* **Problem to solve**
Below are the records; copy each line in them that holds the word "Mevlânâya".

* **Records for processing**
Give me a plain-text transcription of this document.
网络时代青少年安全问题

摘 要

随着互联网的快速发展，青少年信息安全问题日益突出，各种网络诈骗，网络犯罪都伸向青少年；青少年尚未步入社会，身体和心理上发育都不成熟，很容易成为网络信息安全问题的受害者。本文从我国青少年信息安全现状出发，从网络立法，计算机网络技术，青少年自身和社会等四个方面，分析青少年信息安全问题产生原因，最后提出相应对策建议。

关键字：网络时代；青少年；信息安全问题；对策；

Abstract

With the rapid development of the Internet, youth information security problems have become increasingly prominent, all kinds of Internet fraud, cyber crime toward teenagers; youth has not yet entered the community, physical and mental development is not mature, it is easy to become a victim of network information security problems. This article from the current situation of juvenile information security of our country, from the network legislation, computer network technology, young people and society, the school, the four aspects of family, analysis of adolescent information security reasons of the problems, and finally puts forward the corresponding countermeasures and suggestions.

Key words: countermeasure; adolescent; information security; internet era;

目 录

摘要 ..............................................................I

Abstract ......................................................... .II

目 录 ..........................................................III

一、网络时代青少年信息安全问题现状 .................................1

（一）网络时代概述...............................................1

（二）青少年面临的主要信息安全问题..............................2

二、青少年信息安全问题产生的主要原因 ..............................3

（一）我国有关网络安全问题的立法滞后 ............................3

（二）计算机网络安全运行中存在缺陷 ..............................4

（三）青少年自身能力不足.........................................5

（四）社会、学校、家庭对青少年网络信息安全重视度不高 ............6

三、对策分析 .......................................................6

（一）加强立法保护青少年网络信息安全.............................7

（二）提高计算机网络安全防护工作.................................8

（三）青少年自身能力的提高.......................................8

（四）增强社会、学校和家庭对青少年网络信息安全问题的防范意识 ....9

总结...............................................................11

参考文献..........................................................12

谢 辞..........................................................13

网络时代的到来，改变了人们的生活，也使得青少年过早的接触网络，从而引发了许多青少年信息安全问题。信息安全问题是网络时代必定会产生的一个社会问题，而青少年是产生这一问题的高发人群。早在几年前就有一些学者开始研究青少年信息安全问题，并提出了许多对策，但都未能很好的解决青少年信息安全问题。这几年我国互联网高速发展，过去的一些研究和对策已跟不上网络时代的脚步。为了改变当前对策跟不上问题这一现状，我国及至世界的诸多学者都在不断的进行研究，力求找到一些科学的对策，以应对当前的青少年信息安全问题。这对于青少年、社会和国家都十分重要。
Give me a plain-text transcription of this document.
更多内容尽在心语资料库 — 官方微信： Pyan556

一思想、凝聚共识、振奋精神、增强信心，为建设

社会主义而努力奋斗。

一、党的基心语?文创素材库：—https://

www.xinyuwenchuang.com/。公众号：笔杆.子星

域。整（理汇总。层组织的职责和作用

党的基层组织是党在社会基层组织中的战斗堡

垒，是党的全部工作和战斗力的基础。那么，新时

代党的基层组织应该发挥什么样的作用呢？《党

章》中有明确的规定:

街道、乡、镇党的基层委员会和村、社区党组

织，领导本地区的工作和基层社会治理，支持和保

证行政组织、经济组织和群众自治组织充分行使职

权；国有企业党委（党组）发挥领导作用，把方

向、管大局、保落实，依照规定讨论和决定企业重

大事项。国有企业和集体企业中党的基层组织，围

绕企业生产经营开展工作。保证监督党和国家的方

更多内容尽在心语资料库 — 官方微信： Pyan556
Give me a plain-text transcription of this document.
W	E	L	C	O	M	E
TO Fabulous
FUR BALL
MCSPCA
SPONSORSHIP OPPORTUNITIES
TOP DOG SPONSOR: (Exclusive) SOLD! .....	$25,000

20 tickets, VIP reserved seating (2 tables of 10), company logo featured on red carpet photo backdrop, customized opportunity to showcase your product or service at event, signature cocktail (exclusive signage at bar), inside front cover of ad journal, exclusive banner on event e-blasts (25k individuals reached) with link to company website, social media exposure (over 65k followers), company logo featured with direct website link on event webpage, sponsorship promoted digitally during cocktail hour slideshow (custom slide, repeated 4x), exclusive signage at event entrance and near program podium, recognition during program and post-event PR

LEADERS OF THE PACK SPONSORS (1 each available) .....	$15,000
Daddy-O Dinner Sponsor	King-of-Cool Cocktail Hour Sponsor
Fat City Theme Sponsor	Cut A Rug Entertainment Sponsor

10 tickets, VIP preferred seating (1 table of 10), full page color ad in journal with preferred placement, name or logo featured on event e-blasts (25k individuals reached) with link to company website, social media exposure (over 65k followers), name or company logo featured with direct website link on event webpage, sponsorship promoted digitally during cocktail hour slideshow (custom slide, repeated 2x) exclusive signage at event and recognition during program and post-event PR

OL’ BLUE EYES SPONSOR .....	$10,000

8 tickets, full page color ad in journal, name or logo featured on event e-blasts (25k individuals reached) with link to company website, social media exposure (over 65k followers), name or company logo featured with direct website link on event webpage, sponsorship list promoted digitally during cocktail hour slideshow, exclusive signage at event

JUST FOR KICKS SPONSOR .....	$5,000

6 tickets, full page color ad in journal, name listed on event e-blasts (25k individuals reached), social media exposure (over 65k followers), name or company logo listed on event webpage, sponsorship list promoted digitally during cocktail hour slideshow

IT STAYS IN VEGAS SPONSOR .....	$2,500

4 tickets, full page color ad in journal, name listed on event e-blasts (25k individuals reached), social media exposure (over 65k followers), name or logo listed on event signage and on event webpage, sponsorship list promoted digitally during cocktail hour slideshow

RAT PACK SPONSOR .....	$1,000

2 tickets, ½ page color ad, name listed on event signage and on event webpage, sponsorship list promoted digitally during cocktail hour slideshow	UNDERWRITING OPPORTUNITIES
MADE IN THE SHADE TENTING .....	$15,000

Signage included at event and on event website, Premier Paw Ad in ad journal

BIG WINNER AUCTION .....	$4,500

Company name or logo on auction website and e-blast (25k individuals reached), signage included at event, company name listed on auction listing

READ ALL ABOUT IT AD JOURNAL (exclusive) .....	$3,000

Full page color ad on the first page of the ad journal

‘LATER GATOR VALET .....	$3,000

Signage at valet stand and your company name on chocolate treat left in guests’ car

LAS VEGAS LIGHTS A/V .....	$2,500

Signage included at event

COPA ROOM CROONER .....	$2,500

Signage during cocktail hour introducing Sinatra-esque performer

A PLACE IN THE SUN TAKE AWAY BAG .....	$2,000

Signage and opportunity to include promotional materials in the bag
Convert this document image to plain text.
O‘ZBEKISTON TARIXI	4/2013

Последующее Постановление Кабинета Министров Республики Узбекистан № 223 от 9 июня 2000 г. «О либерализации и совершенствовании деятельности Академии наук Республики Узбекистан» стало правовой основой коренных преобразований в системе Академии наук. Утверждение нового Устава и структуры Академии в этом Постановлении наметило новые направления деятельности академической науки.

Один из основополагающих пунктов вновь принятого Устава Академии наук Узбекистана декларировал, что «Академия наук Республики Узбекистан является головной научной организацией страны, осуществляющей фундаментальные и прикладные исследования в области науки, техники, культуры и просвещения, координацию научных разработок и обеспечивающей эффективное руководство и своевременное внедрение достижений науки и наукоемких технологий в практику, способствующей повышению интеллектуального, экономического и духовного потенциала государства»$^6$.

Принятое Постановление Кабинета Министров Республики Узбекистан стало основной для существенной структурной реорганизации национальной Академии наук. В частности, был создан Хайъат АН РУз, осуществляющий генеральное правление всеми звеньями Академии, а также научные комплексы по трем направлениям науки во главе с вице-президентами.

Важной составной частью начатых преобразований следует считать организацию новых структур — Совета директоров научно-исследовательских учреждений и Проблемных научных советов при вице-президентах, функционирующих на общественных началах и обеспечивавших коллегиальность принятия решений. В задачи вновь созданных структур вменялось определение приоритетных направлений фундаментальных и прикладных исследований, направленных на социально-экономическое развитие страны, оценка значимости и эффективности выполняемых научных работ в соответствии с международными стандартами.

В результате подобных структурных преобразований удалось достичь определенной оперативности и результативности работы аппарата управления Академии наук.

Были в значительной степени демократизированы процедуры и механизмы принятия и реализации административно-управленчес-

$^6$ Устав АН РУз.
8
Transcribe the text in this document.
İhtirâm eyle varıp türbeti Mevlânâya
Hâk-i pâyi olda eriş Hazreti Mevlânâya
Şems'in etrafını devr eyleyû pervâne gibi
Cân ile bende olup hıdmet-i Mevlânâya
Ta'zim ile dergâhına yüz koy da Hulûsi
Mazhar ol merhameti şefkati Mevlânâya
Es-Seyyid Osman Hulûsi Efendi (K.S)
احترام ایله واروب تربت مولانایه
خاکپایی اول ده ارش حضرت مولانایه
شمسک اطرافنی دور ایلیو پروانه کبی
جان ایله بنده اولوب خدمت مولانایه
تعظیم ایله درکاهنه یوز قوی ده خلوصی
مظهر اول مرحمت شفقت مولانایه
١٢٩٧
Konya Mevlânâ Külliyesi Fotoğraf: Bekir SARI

* **Worked answer**
İhtirâm eyle varıp türbeti Mevlânâya
Hâk-i pâyi olda eriş Hazreti Mevlânâya
Cân ile bende olup hıdmet-i Mevlânâya
Mazhar ol merhameti şefkati Mevlânâya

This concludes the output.